--- START ---

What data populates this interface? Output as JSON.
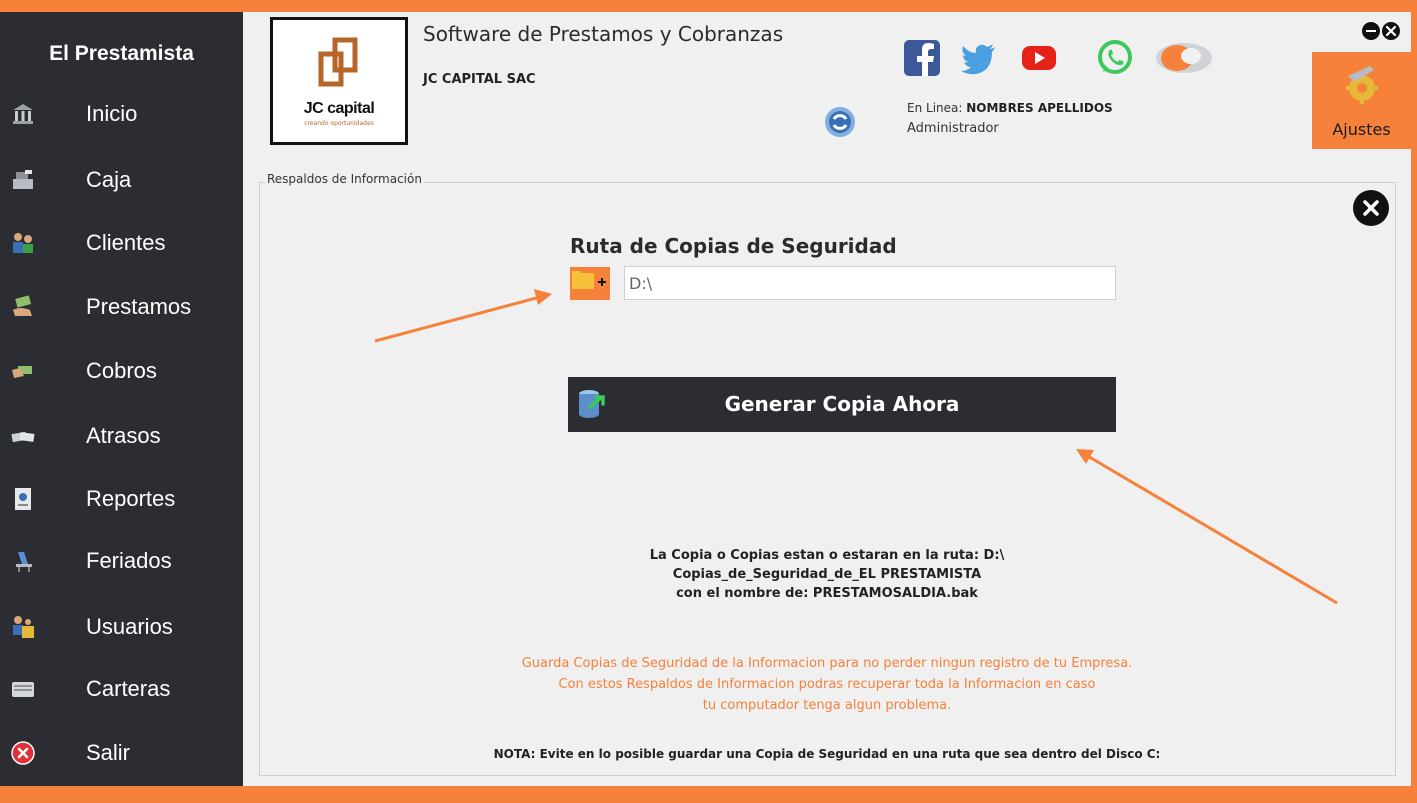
{
  "app": {
    "title": "El Prestamista"
  },
  "sidebar": {
    "items": [
      {
        "label": "Inicio",
        "icon": "bank-icon"
      },
      {
        "label": "Caja",
        "icon": "cash-register-icon"
      },
      {
        "label": "Clientes",
        "icon": "clients-icon"
      },
      {
        "label": "Prestamos",
        "icon": "loan-hand-icon"
      },
      {
        "label": "Cobros",
        "icon": "payment-hand-icon"
      },
      {
        "label": "Atrasos",
        "icon": "money-bills-icon"
      },
      {
        "label": "Reportes",
        "icon": "report-icon"
      },
      {
        "label": "Feriados",
        "icon": "holiday-chair-icon"
      },
      {
        "label": "Usuarios",
        "icon": "users-icon"
      },
      {
        "label": "Carteras",
        "icon": "wallet-icon"
      },
      {
        "label": "Salir",
        "icon": "exit-icon"
      }
    ]
  },
  "header": {
    "logo_text": "JC capital",
    "logo_subtext": "creando oportunidades",
    "software_title": "Software de Prestamos y Cobranzas",
    "company_name": "JC CAPITAL SAC",
    "online_prefix": "En Linea: ",
    "online_user": "NOMBRES APELLIDOS",
    "role": "Administrador",
    "settings_label": "Ajustes",
    "social": [
      "facebook-icon",
      "twitter-icon",
      "youtube-icon",
      "whatsapp-icon",
      "mouse-icon"
    ]
  },
  "backup": {
    "legend": "Respaldos  de Información",
    "route_title": "Ruta de Copias de Seguridad",
    "path_value": "D:\\",
    "generate_label": "Generar Copia Ahora",
    "info_line1": "La Copia o Copias estan o estaran en la ruta: D:\\",
    "info_line2": "Copias_de_Seguridad_de_EL PRESTAMISTA",
    "info_line3": "con el nombre de: PRESTAMOSALDIA.bak",
    "orange_line1": "Guarda Copias de Seguridad de la Informacion para no perder ningun registro de tu Empresa.",
    "orange_line2": "Con estos Respaldos de Informacion podras recuperar toda la Informacion en caso",
    "orange_line3": "tu computador tenga algun problema.",
    "note": "NOTA: Evite en lo posible guardar una Copia de Seguridad en una ruta que sea dentro del Disco C:"
  },
  "colors": {
    "accent": "#f5813a",
    "sidebar": "#2b2d33",
    "panel": "#f0f0f0"
  }
}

--- END ---

* **Directions**
Write out the material above once more, exactly as it reads, with no pictures.

* **The answer**
What data populates this interface? Output as JSON.
{
  "app": {
    "title": "El Prestamista"
  },
  "sidebar": {
    "items": [
      {
        "label": "Inicio",
        "icon": "bank-icon"
      },
      {
        "label": "Caja",
        "icon": "cash-register-icon"
      },
      {
        "label": "Clientes",
        "icon": "clients-icon"
      },
      {
        "label": "Prestamos",
        "icon": "loan-hand-icon"
      },
      {
        "label": "Cobros",
        "icon": "payment-hand-icon"
      },
      {
        "label": "Atrasos",
        "icon": "money-bills-icon"
      },
      {
        "label": "Reportes",
        "icon": "report-icon"
      },
      {
        "label": "Feriados",
        "icon": "holiday-chair-icon"
      },
      {
        "label": "Usuarios",
        "icon": "users-icon"
      },
      {
        "label": "Carteras",
        "icon": "wallet-icon"
      },
      {
        "label": "Salir",
        "icon": "exit-icon"
      }
    ]
  },
  "header": {
    "logo_text": "JC capital",
    "logo_subtext": "creando oportunidades",
    "software_title": "Software de Prestamos y Cobranzas",
    "company_name": "JC CAPITAL SAC",
    "online_prefix": "En Linea: ",
    "online_user": "NOMBRES APELLIDOS",
    "role": "Administrador",
    "settings_label": "Ajustes",
    "social": [
      "facebook-icon",
      "twitter-icon",
      "youtube-icon",
      "whatsapp-icon",
      "mouse-icon"
    ]
  },
  "backup": {
    "legend": "Respaldos  de Información",
    "route_title": "Ruta de Copias de Seguridad",
    "path_value": "D:\\",
    "generate_label": "Generar Copia Ahora",
    "info_line1": "La Copia o Copias estan o estaran en la ruta: D:\\",
    "info_line2": "Copias_de_Seguridad_de_EL PRESTAMISTA",
    "info_line3": "con el nombre de: PRESTAMOSALDIA.bak",
    "orange_line1": "Guarda Copias de Seguridad de la Informacion para no perder ningun registro de tu Empresa.",
    "orange_line2": "Con estos Respaldos de Informacion podras recuperar toda la Informacion en caso",
    "orange_line3": "tu computador tenga algun problema.",
    "note": "NOTA: Evite en lo posible guardar una Copia de Seguridad en una ruta que sea dentro del Disco C:"
  },
  "colors": {
    "accent": "#f5813a",
    "sidebar": "#2b2d33",
    "panel": "#f0f0f0"
  }
}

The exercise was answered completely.